** Begin Material for this task **

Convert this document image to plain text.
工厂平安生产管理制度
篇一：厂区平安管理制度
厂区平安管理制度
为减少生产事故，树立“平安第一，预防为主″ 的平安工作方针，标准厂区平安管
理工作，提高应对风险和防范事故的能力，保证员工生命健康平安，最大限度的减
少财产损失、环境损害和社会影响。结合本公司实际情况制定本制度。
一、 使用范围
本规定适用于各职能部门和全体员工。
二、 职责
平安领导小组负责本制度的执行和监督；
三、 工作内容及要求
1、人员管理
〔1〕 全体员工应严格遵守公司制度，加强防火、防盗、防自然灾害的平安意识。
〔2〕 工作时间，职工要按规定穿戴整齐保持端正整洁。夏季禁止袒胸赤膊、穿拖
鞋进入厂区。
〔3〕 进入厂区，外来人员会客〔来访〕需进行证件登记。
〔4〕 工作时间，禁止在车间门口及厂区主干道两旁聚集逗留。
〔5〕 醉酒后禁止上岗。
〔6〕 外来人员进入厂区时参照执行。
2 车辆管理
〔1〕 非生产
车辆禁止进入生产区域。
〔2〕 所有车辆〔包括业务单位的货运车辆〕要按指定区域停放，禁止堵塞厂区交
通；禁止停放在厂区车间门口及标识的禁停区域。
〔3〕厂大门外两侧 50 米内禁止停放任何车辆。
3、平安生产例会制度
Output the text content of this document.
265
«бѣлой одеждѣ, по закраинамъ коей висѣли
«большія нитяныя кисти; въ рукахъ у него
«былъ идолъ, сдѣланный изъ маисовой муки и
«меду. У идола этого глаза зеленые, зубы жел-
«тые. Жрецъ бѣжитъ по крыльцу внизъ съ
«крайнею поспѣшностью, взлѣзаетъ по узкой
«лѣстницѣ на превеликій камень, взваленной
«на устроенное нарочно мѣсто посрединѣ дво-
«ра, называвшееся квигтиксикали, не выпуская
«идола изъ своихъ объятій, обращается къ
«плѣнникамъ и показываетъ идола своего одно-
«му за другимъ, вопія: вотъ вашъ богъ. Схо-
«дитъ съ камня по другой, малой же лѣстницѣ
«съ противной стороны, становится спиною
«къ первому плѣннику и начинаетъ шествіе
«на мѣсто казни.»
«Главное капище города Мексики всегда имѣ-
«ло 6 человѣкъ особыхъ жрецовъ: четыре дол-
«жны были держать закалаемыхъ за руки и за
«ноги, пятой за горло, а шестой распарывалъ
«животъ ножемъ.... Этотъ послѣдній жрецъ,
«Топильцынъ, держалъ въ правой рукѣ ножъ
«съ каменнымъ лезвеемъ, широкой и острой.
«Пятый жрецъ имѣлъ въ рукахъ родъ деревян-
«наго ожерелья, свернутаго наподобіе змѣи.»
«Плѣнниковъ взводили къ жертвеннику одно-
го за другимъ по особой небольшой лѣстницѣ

** End Material for this task **

Scan the material above for the string "лѣстницѣ" and return the lines that hold it.

«лѣстницѣ на превеликій камень, взваленной
«дитъ съ камня по другой, малой же лѣстницѣ
го за другимъ по особой небольшой лѣстницѣ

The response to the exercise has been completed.